## WORK INSTRUCTIONS
In the data, extract each line that holds the string "JSON".

_____

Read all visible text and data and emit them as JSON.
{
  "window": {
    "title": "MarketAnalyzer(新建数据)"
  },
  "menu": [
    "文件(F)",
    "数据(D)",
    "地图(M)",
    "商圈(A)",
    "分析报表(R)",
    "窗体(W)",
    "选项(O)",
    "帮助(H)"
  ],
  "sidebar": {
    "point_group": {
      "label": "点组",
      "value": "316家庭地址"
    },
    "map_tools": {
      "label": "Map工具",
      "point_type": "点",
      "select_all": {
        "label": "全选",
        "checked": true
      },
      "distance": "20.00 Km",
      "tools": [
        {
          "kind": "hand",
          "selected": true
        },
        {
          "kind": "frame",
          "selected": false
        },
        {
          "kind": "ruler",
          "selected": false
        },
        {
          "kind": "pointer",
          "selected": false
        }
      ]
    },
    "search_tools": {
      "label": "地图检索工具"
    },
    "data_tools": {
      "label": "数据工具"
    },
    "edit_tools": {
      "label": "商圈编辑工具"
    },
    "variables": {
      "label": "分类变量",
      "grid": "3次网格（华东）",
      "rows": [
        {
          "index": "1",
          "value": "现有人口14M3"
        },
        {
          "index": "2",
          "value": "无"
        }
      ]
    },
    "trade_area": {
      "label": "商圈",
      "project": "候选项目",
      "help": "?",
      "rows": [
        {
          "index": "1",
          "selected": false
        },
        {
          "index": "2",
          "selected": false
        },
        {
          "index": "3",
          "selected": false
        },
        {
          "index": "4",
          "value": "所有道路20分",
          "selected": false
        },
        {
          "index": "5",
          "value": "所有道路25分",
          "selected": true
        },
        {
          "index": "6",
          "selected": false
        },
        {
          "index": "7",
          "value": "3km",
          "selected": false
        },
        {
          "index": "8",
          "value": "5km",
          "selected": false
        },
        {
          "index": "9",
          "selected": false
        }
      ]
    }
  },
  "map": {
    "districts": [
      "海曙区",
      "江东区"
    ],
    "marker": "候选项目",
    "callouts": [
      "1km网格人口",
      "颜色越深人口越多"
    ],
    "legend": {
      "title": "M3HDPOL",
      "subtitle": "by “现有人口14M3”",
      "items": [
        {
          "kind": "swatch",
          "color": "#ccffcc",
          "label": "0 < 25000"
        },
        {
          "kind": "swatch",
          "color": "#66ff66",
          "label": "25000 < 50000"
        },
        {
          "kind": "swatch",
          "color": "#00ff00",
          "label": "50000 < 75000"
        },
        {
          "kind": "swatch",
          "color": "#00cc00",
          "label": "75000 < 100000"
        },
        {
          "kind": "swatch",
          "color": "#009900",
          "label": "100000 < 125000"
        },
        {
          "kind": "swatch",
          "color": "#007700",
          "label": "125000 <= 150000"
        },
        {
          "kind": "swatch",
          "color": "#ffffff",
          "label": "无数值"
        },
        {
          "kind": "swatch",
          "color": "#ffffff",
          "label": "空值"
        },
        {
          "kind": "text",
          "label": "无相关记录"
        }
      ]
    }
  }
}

_____

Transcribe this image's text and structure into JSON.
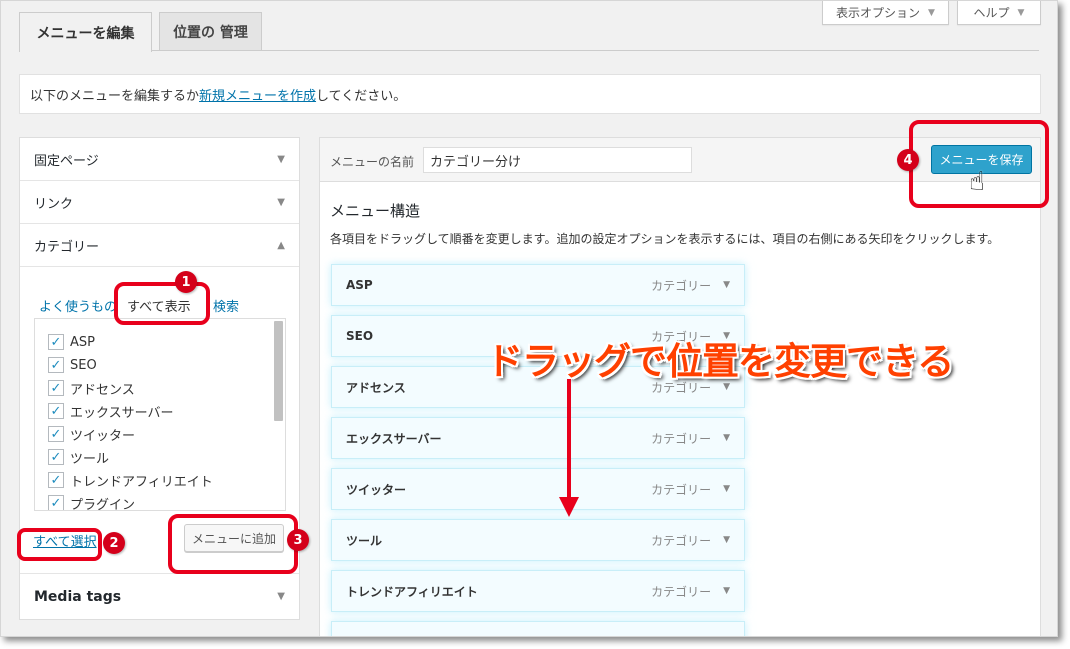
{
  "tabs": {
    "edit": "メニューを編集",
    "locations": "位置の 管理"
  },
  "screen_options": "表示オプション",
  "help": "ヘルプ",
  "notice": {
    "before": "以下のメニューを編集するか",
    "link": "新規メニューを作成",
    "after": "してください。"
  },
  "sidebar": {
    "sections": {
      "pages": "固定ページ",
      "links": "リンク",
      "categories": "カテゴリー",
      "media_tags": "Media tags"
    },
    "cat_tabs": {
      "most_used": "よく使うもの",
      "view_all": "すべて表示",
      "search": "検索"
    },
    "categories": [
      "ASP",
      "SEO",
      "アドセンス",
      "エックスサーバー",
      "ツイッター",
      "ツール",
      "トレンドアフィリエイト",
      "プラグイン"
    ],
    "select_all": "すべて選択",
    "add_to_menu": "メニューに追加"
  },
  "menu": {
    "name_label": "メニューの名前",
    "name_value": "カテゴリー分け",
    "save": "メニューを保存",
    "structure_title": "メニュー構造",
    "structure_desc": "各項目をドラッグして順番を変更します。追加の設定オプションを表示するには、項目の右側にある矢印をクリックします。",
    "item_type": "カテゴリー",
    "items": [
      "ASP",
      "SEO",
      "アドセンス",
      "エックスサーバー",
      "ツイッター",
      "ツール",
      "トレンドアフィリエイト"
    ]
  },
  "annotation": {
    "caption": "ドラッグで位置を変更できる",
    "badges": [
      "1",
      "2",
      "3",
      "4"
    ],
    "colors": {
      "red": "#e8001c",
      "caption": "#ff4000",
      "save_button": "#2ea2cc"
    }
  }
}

_____

## EXPECTED OUTPUT
Read all visible text and data and emit them as JSON.
Transcribe this image's text and structure into JSON.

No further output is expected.